= Required work =
Please reproduce the passage below about the journalist Jamal Amer in full, word for word.

Jamal Amer is a journalist from Yemen.  He is the editor of the weekly journal Al-Wasat, which he founded in 2004.  Al-Wasat frequently publishes reports critical of the government from international human rights organizations.

Background 
Prior to 2004, Amer worked as a journalist for the weekly Al-Wahdawi. His reporting resulted in convictions for "harming the public interest", "offending King Fahd of Saudi Arabia", and "damaging relations between Saudi Arabia and Yemen". In 2000, he was banned by a court from working as a journalist for having "insulted Saudi Arabia".

Abduction 
In 2005, Al-Wasat carried a series of articles criticizing government corruption, including an article on government officials who had sent children to allied countries to study despite a prohibition from President Ali Abdallah Saleh forbidding the arrangement. On 25 August, Amer was abducted outside his home in Sana'a by four men in a vehicle with military license plates. They blindfolded him, drove him into the mountains, beat him, threatened to kill him, and ordered him to stop writing about government officials before releasing him. Though Amer filed a complaint, authorities reportedly took no action on the case.

= Data shown =
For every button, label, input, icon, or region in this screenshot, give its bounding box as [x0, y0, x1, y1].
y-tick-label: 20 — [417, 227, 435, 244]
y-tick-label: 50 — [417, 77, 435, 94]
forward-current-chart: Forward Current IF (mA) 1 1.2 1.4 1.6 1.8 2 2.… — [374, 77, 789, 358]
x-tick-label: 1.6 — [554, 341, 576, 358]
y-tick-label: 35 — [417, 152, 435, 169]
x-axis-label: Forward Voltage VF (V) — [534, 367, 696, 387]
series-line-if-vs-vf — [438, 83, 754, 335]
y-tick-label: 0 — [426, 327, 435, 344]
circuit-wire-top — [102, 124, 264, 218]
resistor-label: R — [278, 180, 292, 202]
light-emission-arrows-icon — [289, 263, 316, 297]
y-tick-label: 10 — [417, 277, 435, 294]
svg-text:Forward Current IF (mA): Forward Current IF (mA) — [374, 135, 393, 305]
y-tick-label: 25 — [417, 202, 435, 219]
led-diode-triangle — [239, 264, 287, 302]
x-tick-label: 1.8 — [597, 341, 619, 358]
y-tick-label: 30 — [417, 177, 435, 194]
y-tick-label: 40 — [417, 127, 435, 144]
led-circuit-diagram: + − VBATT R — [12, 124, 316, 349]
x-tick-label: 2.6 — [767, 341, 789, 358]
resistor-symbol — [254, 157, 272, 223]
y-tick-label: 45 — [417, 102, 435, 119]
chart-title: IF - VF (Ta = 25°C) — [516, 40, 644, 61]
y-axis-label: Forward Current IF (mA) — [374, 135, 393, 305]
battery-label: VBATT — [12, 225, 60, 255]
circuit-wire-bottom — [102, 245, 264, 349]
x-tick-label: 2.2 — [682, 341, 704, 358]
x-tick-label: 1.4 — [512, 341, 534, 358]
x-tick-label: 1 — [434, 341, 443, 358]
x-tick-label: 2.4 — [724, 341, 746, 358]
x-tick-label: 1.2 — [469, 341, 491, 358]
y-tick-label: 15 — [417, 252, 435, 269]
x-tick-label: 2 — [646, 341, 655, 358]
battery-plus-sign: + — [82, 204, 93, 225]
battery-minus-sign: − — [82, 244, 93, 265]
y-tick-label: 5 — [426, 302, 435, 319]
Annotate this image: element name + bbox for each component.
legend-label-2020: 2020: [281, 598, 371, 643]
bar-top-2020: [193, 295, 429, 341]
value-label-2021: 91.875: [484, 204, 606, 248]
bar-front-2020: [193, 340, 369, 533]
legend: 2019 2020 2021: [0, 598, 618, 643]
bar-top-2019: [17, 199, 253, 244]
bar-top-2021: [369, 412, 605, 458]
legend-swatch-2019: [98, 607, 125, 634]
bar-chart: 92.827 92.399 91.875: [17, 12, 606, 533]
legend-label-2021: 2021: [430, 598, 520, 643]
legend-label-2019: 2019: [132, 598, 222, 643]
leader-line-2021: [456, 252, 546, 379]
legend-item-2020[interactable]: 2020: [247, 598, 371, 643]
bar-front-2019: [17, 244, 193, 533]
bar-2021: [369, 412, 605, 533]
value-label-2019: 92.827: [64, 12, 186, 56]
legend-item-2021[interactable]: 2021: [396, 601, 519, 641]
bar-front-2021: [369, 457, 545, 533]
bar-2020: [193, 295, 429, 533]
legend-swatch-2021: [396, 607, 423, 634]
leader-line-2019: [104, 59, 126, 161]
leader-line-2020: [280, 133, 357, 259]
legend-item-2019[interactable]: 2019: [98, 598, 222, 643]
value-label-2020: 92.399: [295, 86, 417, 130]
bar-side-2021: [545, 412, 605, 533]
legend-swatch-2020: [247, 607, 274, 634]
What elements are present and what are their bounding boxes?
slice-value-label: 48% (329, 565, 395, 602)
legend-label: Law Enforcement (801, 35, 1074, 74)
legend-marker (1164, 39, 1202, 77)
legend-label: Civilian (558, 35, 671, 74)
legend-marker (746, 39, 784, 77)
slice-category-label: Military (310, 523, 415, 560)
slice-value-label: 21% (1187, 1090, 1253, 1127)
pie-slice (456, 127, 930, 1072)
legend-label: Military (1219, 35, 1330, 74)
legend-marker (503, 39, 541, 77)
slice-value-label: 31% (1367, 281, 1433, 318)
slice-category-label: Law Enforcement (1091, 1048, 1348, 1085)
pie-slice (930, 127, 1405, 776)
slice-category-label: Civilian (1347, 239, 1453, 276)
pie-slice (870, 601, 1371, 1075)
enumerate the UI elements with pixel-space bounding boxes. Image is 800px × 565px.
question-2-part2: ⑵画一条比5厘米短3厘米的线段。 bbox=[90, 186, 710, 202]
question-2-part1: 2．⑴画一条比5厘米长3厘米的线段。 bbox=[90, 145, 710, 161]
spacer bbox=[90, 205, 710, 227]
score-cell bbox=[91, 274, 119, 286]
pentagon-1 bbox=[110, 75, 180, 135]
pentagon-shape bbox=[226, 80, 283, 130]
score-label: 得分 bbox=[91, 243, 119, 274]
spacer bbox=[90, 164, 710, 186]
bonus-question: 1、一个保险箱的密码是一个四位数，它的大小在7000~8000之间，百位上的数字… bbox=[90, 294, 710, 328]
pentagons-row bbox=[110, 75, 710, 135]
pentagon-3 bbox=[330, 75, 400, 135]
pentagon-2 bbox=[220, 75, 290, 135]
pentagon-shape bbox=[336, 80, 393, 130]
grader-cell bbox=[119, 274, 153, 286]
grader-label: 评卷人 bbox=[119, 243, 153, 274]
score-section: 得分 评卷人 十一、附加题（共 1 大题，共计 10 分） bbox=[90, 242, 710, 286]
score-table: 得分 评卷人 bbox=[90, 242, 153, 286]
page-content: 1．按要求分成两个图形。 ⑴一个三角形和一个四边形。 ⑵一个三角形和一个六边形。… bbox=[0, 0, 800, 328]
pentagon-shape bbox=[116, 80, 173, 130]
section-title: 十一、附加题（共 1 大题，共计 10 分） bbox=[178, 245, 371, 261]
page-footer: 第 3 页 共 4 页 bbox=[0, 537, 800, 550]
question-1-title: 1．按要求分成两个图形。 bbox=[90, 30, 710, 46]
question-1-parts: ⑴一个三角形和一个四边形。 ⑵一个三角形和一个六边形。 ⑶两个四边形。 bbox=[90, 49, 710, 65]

= Finished exercise =
Jamal Amer is a journalist from Yemen.  He is the editor of the weekly journal Al-Wasat, which he founded in 2004.  Al-Wasat frequently publishes reports critical of the government from international human rights organizations.

Background 
Prior to 2004, Amer worked as a journalist for the weekly Al-Wahdawi. His reporting resulted in convictions for "harming the public interest", "offending King Fahd of Saudi Arabia", and "damaging relations between Saudi Arabia and Yemen". In 2000, he was banned by a court from working as a journalist for having "insulted Saudi Arabia".

Abduction 
In 2005, Al-Wasat carried a series of articles criticizing government corruption, including an article on government officials who had sent children to allied countries to study despite a prohibition from President Ali Abdallah Saleh forbidding the arrangement. On 25 August, Amer was abducted outside his home in Sana'a by four men in a vehicle with military license plates. They blindfolded him, drove him into the mountains, beat him, threatened to kill him, and ordered him to stop writing about government officials before releasing him. Though Amer filed a complaint, authorities reportedly took no action on the case.